> **RECORDS TO PROCESS**

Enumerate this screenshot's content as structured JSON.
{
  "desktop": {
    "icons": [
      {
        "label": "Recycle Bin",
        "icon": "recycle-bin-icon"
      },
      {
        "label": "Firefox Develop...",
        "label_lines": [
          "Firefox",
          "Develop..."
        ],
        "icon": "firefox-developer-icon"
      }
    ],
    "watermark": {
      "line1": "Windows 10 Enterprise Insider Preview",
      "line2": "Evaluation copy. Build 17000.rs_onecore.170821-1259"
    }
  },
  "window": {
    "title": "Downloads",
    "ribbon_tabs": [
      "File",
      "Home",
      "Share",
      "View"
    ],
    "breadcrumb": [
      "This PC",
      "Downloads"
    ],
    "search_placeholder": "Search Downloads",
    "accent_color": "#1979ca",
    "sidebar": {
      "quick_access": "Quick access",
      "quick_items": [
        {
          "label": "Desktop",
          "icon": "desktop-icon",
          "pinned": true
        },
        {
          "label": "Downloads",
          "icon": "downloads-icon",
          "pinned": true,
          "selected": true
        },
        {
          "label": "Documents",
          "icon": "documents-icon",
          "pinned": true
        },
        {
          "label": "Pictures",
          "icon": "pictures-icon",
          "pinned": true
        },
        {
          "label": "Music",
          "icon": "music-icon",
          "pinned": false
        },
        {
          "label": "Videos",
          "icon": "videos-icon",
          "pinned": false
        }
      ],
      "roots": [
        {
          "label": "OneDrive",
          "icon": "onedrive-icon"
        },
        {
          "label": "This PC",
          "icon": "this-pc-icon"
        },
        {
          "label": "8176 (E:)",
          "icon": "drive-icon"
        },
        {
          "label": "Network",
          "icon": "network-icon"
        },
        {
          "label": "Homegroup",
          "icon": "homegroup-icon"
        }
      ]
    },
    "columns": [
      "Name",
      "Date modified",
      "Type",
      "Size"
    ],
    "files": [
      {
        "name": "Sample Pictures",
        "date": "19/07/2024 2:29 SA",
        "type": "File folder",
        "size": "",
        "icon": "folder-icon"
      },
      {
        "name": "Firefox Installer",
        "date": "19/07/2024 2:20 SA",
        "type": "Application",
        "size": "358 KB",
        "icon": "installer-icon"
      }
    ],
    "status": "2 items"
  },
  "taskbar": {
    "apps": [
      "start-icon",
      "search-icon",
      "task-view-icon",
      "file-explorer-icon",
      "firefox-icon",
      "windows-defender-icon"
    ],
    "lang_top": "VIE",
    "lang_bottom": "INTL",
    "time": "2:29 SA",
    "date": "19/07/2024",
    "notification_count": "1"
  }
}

> **WORK TO COMPLETE**
Return the whole listing exactly.

> **FINAL RESULT**
Enumerate this screenshot's content as structured JSON.
{
  "desktop": {
    "icons": [
      {
        "label": "Recycle Bin",
        "icon": "recycle-bin-icon"
      },
      {
        "label": "Firefox Develop...",
        "label_lines": [
          "Firefox",
          "Develop..."
        ],
        "icon": "firefox-developer-icon"
      }
    ],
    "watermark": {
      "line1": "Windows 10 Enterprise Insider Preview",
      "line2": "Evaluation copy. Build 17000.rs_onecore.170821-1259"
    }
  },
  "window": {
    "title": "Downloads",
    "ribbon_tabs": [
      "File",
      "Home",
      "Share",
      "View"
    ],
    "breadcrumb": [
      "This PC",
      "Downloads"
    ],
    "search_placeholder": "Search Downloads",
    "accent_color": "#1979ca",
    "sidebar": {
      "quick_access": "Quick access",
      "quick_items": [
        {
          "label": "Desktop",
          "icon": "desktop-icon",
          "pinned": true
        },
        {
          "label": "Downloads",
          "icon": "downloads-icon",
          "pinned": true,
          "selected": true
        },
        {
          "label": "Documents",
          "icon": "documents-icon",
          "pinned": true
        },
        {
          "label": "Pictures",
          "icon": "pictures-icon",
          "pinned": true
        },
        {
          "label": "Music",
          "icon": "music-icon",
          "pinned": false
        },
        {
          "label": "Videos",
          "icon": "videos-icon",
          "pinned": false
        }
      ],
      "roots": [
        {
          "label": "OneDrive",
          "icon": "onedrive-icon"
        },
        {
          "label": "This PC",
          "icon": "this-pc-icon"
        },
        {
          "label": "8176 (E:)",
          "icon": "drive-icon"
        },
        {
          "label": "Network",
          "icon": "network-icon"
        },
        {
          "label": "Homegroup",
          "icon": "homegroup-icon"
        }
      ]
    },
    "columns": [
      "Name",
      "Date modified",
      "Type",
      "Size"
    ],
    "files": [
      {
        "name": "Sample Pictures",
        "date": "19/07/2024 2:29 SA",
        "type": "File folder",
        "size": "",
        "icon": "folder-icon"
      },
      {
        "name": "Firefox Installer",
        "date": "19/07/2024 2:20 SA",
        "type": "Application",
        "size": "358 KB",
        "icon": "installer-icon"
      }
    ],
    "status": "2 items"
  },
  "taskbar": {
    "apps": [
      "start-icon",
      "search-icon",
      "task-view-icon",
      "file-explorer-icon",
      "firefox-icon",
      "windows-defender-icon"
    ],
    "lang_top": "VIE",
    "lang_bottom": "INTL",
    "time": "2:29 SA",
    "date": "19/07/2024",
    "notification_count": "1"
  }
}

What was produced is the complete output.